* Given request: Take the entries below and print all of them exactly, please.

-- START Data shown --

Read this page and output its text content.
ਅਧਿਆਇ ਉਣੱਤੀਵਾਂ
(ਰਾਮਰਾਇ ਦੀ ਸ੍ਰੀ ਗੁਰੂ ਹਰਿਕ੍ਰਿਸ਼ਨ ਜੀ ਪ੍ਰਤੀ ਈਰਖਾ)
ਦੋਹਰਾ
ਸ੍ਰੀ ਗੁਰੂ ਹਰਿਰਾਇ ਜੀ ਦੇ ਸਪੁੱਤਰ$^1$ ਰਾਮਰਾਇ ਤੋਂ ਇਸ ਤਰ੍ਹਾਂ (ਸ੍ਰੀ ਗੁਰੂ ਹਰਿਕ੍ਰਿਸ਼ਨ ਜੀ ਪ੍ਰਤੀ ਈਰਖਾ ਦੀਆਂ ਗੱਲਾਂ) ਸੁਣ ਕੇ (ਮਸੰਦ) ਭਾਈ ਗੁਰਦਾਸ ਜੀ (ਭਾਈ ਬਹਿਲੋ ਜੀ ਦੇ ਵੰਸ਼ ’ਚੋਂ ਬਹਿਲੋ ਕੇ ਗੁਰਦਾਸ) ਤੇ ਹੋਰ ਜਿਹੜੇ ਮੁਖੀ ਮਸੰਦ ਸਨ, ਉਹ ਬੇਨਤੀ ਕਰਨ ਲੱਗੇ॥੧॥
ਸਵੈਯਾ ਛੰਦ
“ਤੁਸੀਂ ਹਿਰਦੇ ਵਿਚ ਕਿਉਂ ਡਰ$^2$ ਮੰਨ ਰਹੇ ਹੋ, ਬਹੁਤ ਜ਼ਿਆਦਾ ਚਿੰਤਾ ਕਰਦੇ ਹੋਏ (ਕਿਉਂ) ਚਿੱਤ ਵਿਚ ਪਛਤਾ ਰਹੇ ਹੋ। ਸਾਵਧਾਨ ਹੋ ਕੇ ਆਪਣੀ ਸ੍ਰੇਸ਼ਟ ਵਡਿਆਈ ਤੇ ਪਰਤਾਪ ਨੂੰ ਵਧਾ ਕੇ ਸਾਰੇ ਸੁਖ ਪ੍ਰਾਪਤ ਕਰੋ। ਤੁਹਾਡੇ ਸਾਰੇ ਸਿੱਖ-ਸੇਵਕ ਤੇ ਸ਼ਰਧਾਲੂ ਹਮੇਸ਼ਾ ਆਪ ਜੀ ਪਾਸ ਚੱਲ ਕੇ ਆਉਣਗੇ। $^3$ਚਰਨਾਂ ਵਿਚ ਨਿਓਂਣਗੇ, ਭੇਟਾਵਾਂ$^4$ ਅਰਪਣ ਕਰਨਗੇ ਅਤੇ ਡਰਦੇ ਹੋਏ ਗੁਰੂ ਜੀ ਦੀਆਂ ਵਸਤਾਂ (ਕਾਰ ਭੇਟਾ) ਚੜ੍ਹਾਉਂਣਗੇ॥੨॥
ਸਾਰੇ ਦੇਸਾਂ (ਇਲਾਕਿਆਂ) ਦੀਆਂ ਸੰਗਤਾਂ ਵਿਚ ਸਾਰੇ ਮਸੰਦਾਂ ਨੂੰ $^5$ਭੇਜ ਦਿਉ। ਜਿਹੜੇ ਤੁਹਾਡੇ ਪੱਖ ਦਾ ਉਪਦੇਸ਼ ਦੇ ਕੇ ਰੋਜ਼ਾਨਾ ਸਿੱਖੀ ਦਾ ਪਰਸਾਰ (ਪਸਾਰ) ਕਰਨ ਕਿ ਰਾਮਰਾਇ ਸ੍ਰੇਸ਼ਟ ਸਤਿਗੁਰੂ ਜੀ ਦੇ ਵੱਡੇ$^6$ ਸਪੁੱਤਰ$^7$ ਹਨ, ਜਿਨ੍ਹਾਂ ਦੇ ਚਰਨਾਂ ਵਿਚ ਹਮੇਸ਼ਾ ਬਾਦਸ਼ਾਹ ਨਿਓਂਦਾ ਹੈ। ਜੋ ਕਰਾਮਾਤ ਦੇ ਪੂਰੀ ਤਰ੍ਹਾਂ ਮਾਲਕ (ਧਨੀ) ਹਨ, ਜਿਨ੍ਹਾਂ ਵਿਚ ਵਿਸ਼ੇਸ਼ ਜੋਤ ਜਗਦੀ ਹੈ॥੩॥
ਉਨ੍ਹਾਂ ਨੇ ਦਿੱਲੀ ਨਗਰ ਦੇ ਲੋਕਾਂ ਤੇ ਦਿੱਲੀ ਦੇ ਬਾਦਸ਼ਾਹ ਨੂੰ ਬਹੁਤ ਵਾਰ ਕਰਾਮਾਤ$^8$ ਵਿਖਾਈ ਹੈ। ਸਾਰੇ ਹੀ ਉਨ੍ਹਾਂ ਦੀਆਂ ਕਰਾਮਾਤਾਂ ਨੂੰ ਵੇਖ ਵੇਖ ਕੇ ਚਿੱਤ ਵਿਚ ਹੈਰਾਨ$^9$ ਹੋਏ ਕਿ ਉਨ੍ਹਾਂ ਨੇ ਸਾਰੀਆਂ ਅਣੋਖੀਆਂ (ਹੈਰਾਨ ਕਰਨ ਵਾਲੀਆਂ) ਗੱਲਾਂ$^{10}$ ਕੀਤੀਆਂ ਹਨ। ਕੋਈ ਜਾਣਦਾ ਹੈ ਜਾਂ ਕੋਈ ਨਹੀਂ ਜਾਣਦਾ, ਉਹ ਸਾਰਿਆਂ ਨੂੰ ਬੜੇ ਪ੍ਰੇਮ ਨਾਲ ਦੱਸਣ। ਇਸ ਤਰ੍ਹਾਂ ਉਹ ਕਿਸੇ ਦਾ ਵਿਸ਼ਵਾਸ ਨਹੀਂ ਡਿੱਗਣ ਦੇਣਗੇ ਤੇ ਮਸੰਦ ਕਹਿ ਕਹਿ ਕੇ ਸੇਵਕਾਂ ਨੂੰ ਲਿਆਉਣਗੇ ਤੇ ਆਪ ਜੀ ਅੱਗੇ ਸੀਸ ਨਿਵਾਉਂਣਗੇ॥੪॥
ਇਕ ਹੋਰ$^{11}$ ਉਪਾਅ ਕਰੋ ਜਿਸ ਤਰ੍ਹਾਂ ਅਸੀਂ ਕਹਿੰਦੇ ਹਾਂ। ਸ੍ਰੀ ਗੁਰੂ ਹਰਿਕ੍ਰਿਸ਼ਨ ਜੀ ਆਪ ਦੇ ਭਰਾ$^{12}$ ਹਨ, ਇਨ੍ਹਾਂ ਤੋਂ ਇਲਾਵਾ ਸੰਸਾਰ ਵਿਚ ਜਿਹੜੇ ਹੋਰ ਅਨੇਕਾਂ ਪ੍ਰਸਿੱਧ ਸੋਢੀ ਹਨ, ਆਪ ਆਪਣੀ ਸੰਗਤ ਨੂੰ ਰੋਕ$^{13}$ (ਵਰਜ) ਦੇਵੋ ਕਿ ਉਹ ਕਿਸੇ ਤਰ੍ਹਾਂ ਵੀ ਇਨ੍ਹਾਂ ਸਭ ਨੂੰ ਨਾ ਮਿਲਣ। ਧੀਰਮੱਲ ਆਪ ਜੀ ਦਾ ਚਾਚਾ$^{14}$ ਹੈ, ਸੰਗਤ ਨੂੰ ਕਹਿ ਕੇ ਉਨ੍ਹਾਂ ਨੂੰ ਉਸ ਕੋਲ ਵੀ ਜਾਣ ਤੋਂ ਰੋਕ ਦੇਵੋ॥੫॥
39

-- END Data shown --

* Completed task:
Read this page and output its text content.
ਅਧਿਆਇ ਉਣੱਤੀਵਾਂ
(ਰਾਮਰਾਇ ਦੀ ਸ੍ਰੀ ਗੁਰੂ ਹਰਿਕ੍ਰਿਸ਼ਨ ਜੀ ਪ੍ਰਤੀ ਈਰਖਾ)
ਦੋਹਰਾ
ਸ੍ਰੀ ਗੁਰੂ ਹਰਿਰਾਇ ਜੀ ਦੇ ਸਪੁੱਤਰ$^1$ ਰਾਮਰਾਇ ਤੋਂ ਇਸ ਤਰ੍ਹਾਂ (ਸ੍ਰੀ ਗੁਰੂ ਹਰਿਕ੍ਰਿਸ਼ਨ ਜੀ ਪ੍ਰਤੀ ਈਰਖਾ ਦੀਆਂ ਗੱਲਾਂ) ਸੁਣ ਕੇ (ਮਸੰਦ) ਭਾਈ ਗੁਰਦਾਸ ਜੀ (ਭਾਈ ਬਹਿਲੋ ਜੀ ਦੇ ਵੰਸ਼ ’ਚੋਂ ਬਹਿਲੋ ਕੇ ਗੁਰਦਾਸ) ਤੇ ਹੋਰ ਜਿਹੜੇ ਮੁਖੀ ਮਸੰਦ ਸਨ, ਉਹ ਬੇਨਤੀ ਕਰਨ ਲੱਗੇ॥੧॥
ਸਵੈਯਾ ਛੰਦ
“ਤੁਸੀਂ ਹਿਰਦੇ ਵਿਚ ਕਿਉਂ ਡਰ$^2$ ਮੰਨ ਰਹੇ ਹੋ, ਬਹੁਤ ਜ਼ਿਆਦਾ ਚਿੰਤਾ ਕਰਦੇ ਹੋਏ (ਕਿਉਂ) ਚਿੱਤ ਵਿਚ ਪਛਤਾ ਰਹੇ ਹੋ। ਸਾਵਧਾਨ ਹੋ ਕੇ ਆਪਣੀ ਸ੍ਰੇਸ਼ਟ ਵਡਿਆਈ ਤੇ ਪਰਤਾਪ ਨੂੰ ਵਧਾ ਕੇ ਸਾਰੇ ਸੁਖ ਪ੍ਰਾਪਤ ਕਰੋ। ਤੁਹਾਡੇ ਸਾਰੇ ਸਿੱਖ-ਸੇਵਕ ਤੇ ਸ਼ਰਧਾਲੂ ਹਮੇਸ਼ਾ ਆਪ ਜੀ ਪਾਸ ਚੱਲ ਕੇ ਆਉਣਗੇ। $^3$ਚਰਨਾਂ ਵਿਚ ਨਿਓਂਣਗੇ, ਭੇਟਾਵਾਂ$^4$ ਅਰਪਣ ਕਰਨਗੇ ਅਤੇ ਡਰਦੇ ਹੋਏ ਗੁਰੂ ਜੀ ਦੀਆਂ ਵਸਤਾਂ (ਕਾਰ ਭੇਟਾ) ਚੜ੍ਹਾਉਂਣਗੇ॥੨॥
ਸਾਰੇ ਦੇਸਾਂ (ਇਲਾਕਿਆਂ) ਦੀਆਂ ਸੰਗਤਾਂ ਵਿਚ ਸਾਰੇ ਮਸੰਦਾਂ ਨੂੰ $^5$ਭੇਜ ਦਿਉ। ਜਿਹੜੇ ਤੁਹਾਡੇ ਪੱਖ ਦਾ ਉਪਦੇਸ਼ ਦੇ ਕੇ ਰੋਜ਼ਾਨਾ ਸਿੱਖੀ ਦਾ ਪਰਸਾਰ (ਪਸਾਰ) ਕਰਨ ਕਿ ਰਾਮਰਾਇ ਸ੍ਰੇਸ਼ਟ ਸਤਿਗੁਰੂ ਜੀ ਦੇ ਵੱਡੇ$^6$ ਸਪੁੱਤਰ$^7$ ਹਨ, ਜਿਨ੍ਹਾਂ ਦੇ ਚਰਨਾਂ ਵਿਚ ਹਮੇਸ਼ਾ ਬਾਦਸ਼ਾਹ ਨਿਓਂਦਾ ਹੈ। ਜੋ ਕਰਾਮਾਤ ਦੇ ਪੂਰੀ ਤਰ੍ਹਾਂ ਮਾਲਕ (ਧਨੀ) ਹਨ, ਜਿਨ੍ਹਾਂ ਵਿਚ ਵਿਸ਼ੇਸ਼ ਜੋਤ ਜਗਦੀ ਹੈ॥੩॥
ਉਨ੍ਹਾਂ ਨੇ ਦਿੱਲੀ ਨਗਰ ਦੇ ਲੋਕਾਂ ਤੇ ਦਿੱਲੀ ਦੇ ਬਾਦਸ਼ਾਹ ਨੂੰ ਬਹੁਤ ਵਾਰ ਕਰਾਮਾਤ$^8$ ਵਿਖਾਈ ਹੈ। ਸਾਰੇ ਹੀ ਉਨ੍ਹਾਂ ਦੀਆਂ ਕਰਾਮਾਤਾਂ ਨੂੰ ਵੇਖ ਵੇਖ ਕੇ ਚਿੱਤ ਵਿਚ ਹੈਰਾਨ$^9$ ਹੋਏ ਕਿ ਉਨ੍ਹਾਂ ਨੇ ਸਾਰੀਆਂ ਅਣੋਖੀਆਂ (ਹੈਰਾਨ ਕਰਨ ਵਾਲੀਆਂ) ਗੱਲਾਂ$^{10}$ ਕੀਤੀਆਂ ਹਨ। ਕੋਈ ਜਾਣਦਾ ਹੈ ਜਾਂ ਕੋਈ ਨਹੀਂ ਜਾਣਦਾ, ਉਹ ਸਾਰਿਆਂ ਨੂੰ ਬੜੇ ਪ੍ਰੇਮ ਨਾਲ ਦੱਸਣ। ਇਸ ਤਰ੍ਹਾਂ ਉਹ ਕਿਸੇ ਦਾ ਵਿਸ਼ਵਾਸ ਨਹੀਂ ਡਿੱਗਣ ਦੇਣਗੇ ਤੇ ਮਸੰਦ ਕਹਿ ਕਹਿ ਕੇ ਸੇਵਕਾਂ ਨੂੰ ਲਿਆਉਣਗੇ ਤੇ ਆਪ ਜੀ ਅੱਗੇ ਸੀਸ ਨਿਵਾਉਂਣਗੇ॥੪॥
ਇਕ ਹੋਰ$^{11}$ ਉਪਾਅ ਕਰੋ ਜਿਸ ਤਰ੍ਹਾਂ ਅਸੀਂ ਕਹਿੰਦੇ ਹਾਂ। ਸ੍ਰੀ ਗੁਰੂ ਹਰਿਕ੍ਰਿਸ਼ਨ ਜੀ ਆਪ ਦੇ ਭਰਾ$^{12}$ ਹਨ, ਇਨ੍ਹਾਂ ਤੋਂ ਇਲਾਵਾ ਸੰਸਾਰ ਵਿਚ ਜਿਹੜੇ ਹੋਰ ਅਨੇਕਾਂ ਪ੍ਰਸਿੱਧ ਸੋਢੀ ਹਨ, ਆਪ ਆਪਣੀ ਸੰਗਤ ਨੂੰ ਰੋਕ$^{13}$ (ਵਰਜ) ਦੇਵੋ ਕਿ ਉਹ ਕਿਸੇ ਤਰ੍ਹਾਂ ਵੀ ਇਨ੍ਹਾਂ ਸਭ ਨੂੰ ਨਾ ਮਿਲਣ। ਧੀਰਮੱਲ ਆਪ ਜੀ ਦਾ ਚਾਚਾ$^{14}$ ਹੈ, ਸੰਗਤ ਨੂੰ ਕਹਿ ਕੇ ਉਨ੍ਹਾਂ ਨੂੰ ਉਸ ਕੋਲ ਵੀ ਜਾਣ ਤੋਂ ਰੋਕ ਦੇਵੋ॥੫॥
39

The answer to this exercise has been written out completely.